-- start of LISTED RECORDS --

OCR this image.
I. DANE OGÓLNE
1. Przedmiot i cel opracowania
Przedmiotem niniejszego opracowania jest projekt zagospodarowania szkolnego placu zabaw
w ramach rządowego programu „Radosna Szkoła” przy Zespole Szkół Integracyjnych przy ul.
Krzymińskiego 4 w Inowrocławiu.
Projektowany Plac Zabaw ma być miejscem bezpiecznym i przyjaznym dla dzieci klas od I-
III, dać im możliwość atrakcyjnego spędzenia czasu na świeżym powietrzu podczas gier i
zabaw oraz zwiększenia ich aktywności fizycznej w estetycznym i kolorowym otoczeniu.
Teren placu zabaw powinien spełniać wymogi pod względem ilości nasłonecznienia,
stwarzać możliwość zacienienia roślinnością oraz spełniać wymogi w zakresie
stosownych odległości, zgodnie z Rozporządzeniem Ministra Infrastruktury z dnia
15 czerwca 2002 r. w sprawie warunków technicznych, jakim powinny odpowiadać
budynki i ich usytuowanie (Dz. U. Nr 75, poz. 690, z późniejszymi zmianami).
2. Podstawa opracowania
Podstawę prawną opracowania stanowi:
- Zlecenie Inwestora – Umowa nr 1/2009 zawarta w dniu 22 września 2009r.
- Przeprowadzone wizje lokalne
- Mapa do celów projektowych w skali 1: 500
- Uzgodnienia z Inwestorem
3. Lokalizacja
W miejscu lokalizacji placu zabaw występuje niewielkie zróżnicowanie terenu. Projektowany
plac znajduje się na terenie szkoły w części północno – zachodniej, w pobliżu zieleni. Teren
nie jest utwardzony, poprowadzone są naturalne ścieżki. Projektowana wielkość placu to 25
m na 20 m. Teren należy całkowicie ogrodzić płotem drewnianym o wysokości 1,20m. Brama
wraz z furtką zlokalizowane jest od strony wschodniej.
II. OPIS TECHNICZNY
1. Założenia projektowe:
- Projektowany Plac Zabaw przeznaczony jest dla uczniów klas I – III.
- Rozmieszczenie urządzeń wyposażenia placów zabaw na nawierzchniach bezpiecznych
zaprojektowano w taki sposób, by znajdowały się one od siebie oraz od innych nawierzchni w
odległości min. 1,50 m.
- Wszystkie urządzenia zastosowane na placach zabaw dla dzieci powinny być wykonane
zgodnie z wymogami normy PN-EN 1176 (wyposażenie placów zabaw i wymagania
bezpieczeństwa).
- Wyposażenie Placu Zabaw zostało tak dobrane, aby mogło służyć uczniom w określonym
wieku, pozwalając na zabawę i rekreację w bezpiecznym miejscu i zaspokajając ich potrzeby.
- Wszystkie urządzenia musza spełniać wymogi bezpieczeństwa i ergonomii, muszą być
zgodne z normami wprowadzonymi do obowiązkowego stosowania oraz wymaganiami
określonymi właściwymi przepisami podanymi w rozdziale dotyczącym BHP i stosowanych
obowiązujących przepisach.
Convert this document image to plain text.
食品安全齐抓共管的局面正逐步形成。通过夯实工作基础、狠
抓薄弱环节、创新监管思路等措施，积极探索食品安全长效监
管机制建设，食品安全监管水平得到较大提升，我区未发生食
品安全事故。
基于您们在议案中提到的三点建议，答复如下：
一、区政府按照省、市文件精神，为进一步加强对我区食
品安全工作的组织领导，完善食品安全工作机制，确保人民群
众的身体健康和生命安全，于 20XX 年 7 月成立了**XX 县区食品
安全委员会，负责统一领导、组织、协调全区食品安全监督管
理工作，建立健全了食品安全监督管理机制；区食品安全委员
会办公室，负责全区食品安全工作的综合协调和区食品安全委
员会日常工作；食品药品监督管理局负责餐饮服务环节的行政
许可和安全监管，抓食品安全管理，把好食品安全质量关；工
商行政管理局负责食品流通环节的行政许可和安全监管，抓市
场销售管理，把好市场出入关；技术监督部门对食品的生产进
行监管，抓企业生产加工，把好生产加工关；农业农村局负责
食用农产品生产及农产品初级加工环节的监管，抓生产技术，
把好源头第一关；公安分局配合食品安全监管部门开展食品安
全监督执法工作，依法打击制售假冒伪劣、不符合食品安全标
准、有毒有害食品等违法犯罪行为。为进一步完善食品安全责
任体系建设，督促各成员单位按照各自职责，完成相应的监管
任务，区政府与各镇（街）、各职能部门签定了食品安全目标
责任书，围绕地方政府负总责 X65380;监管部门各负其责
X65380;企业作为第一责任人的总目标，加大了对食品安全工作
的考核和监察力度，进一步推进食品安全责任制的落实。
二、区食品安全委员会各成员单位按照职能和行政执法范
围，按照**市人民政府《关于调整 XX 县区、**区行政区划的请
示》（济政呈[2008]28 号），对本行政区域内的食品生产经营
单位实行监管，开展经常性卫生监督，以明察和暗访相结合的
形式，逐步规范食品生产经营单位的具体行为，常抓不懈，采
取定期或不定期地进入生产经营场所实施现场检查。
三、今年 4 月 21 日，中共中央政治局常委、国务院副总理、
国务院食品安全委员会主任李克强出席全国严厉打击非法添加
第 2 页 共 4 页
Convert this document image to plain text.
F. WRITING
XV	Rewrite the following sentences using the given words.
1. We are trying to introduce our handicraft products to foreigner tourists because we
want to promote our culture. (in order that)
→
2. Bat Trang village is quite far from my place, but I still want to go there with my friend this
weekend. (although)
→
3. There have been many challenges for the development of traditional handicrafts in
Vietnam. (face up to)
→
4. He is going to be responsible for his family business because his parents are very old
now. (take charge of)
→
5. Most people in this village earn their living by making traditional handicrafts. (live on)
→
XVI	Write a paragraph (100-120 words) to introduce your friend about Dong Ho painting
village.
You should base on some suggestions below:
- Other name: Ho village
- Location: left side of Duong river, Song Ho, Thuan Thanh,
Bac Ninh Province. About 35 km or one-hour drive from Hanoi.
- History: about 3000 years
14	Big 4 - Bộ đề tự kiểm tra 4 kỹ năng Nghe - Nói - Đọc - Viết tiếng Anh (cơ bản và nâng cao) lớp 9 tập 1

-- end of LISTED RECORDS --

#### [STATED GOAL]
Return the material exactly as it stands.

#### [TASK RESULT]
OCR this image.
I. DANE OGÓLNE
1. Przedmiot i cel opracowania
Przedmiotem niniejszego opracowania jest projekt zagospodarowania szkolnego placu zabaw
w ramach rządowego programu „Radosna Szkoła” przy Zespole Szkół Integracyjnych przy ul.
Krzymińskiego 4 w Inowrocławiu.
Projektowany Plac Zabaw ma być miejscem bezpiecznym i przyjaznym dla dzieci klas od I-
III, dać im możliwość atrakcyjnego spędzenia czasu na świeżym powietrzu podczas gier i
zabaw oraz zwiększenia ich aktywności fizycznej w estetycznym i kolorowym otoczeniu.
Teren placu zabaw powinien spełniać wymogi pod względem ilości nasłonecznienia,
stwarzać możliwość zacienienia roślinnością oraz spełniać wymogi w zakresie
stosownych odległości, zgodnie z Rozporządzeniem Ministra Infrastruktury z dnia
15 czerwca 2002 r. w sprawie warunków technicznych, jakim powinny odpowiadać
budynki i ich usytuowanie (Dz. U. Nr 75, poz. 690, z późniejszymi zmianami).
2. Podstawa opracowania
Podstawę prawną opracowania stanowi:
- Zlecenie Inwestora – Umowa nr 1/2009 zawarta w dniu 22 września 2009r.
- Przeprowadzone wizje lokalne
- Mapa do celów projektowych w skali 1: 500
- Uzgodnienia z Inwestorem
3. Lokalizacja
W miejscu lokalizacji placu zabaw występuje niewielkie zróżnicowanie terenu. Projektowany
plac znajduje się na terenie szkoły w części północno – zachodniej, w pobliżu zieleni. Teren
nie jest utwardzony, poprowadzone są naturalne ścieżki. Projektowana wielkość placu to 25
m na 20 m. Teren należy całkowicie ogrodzić płotem drewnianym o wysokości 1,20m. Brama
wraz z furtką zlokalizowane jest od strony wschodniej.
II. OPIS TECHNICZNY
1. Założenia projektowe:
- Projektowany Plac Zabaw przeznaczony jest dla uczniów klas I – III.
- Rozmieszczenie urządzeń wyposażenia placów zabaw na nawierzchniach bezpiecznych
zaprojektowano w taki sposób, by znajdowały się one od siebie oraz od innych nawierzchni w
odległości min. 1,50 m.
- Wszystkie urządzenia zastosowane na placach zabaw dla dzieci powinny być wykonane
zgodnie z wymogami normy PN-EN 1176 (wyposażenie placów zabaw i wymagania
bezpieczeństwa).
- Wyposażenie Placu Zabaw zostało tak dobrane, aby mogło służyć uczniom w określonym
wieku, pozwalając na zabawę i rekreację w bezpiecznym miejscu i zaspokajając ich potrzeby.
- Wszystkie urządzenia musza spełniać wymogi bezpieczeństwa i ergonomii, muszą być
zgodne z normami wprowadzonymi do obowiązkowego stosowania oraz wymaganiami
określonymi właściwymi przepisami podanymi w rozdziale dotyczącym BHP i stosowanych
obowiązujących przepisach.
Convert this document image to plain text.
食品安全齐抓共管的局面正逐步形成。通过夯实工作基础、狠
抓薄弱环节、创新监管思路等措施，积极探索食品安全长效监
管机制建设，食品安全监管水平得到较大提升，我区未发生食
品安全事故。
基于您们在议案中提到的三点建议，答复如下：
一、区政府按照省、市文件精神，为进一步加强对我区食
品安全工作的组织领导，完善食品安全工作机制，确保人民群
众的身体健康和生命安全，于 20XX 年 7 月成立了**XX 县区食品
安全委员会，负责统一领导、组织、协调全区食品安全监督管
理工作，建立健全了食品安全监督管理机制；区食品安全委员
会办公室，负责全区食品安全工作的综合协调和区食品安全委
员会日常工作；食品药品监督管理局负责餐饮服务环节的行政
许可和安全监管，抓食品安全管理，把好食品安全质量关；工
商行政管理局负责食品流通环节的行政许可和安全监管，抓市
场销售管理，把好市场出入关；技术监督部门对食品的生产进
行监管，抓企业生产加工，把好生产加工关；农业农村局负责
食用农产品生产及农产品初级加工环节的监管，抓生产技术，
把好源头第一关；公安分局配合食品安全监管部门开展食品安
全监督执法工作，依法打击制售假冒伪劣、不符合食品安全标
准、有毒有害食品等违法犯罪行为。为进一步完善食品安全责
任体系建设，督促各成员单位按照各自职责，完成相应的监管
任务，区政府与各镇（街）、各职能部门签定了食品安全目标
责任书，围绕地方政府负总责 X65380;监管部门各负其责
X65380;企业作为第一责任人的总目标，加大了对食品安全工作
的考核和监察力度，进一步推进食品安全责任制的落实。
二、区食品安全委员会各成员单位按照职能和行政执法范
围，按照**市人民政府《关于调整 XX 县区、**区行政区划的请
示》（济政呈[2008]28 号），对本行政区域内的食品生产经营
单位实行监管，开展经常性卫生监督，以明察和暗访相结合的
形式，逐步规范食品生产经营单位的具体行为，常抓不懈，采
取定期或不定期地进入生产经营场所实施现场检查。
三、今年 4 月 21 日，中共中央政治局常委、国务院副总理、
国务院食品安全委员会主任李克强出席全国严厉打击非法添加
第 2 页 共 4 页
Convert this document image to plain text.
F. WRITING
XV	Rewrite the following sentences using the given words.
1. We are trying to introduce our handicraft products to foreigner tourists because we
want to promote our culture. (in order that)
→
2. Bat Trang village is quite far from my place, but I still want to go there with my friend this
weekend. (although)
→
3. There have been many challenges for the development of traditional handicrafts in
Vietnam. (face up to)
→
4. He is going to be responsible for his family business because his parents are very old
now. (take charge of)
→
5. Most people in this village earn their living by making traditional handicrafts. (live on)
→
XVI	Write a paragraph (100-120 words) to introduce your friend about Dong Ho painting
village.
You should base on some suggestions below:
- Other name: Ho village
- Location: left side of Duong river, Song Ho, Thuan Thanh,
Bac Ninh Province. About 35 km or one-hour drive from Hanoi.
- History: about 3000 years
14	Big 4 - Bộ đề tự kiểm tra 4 kỹ năng Nghe - Nói - Đọc - Viết tiếng Anh (cơ bản và nâng cao) lớp 9 tập 1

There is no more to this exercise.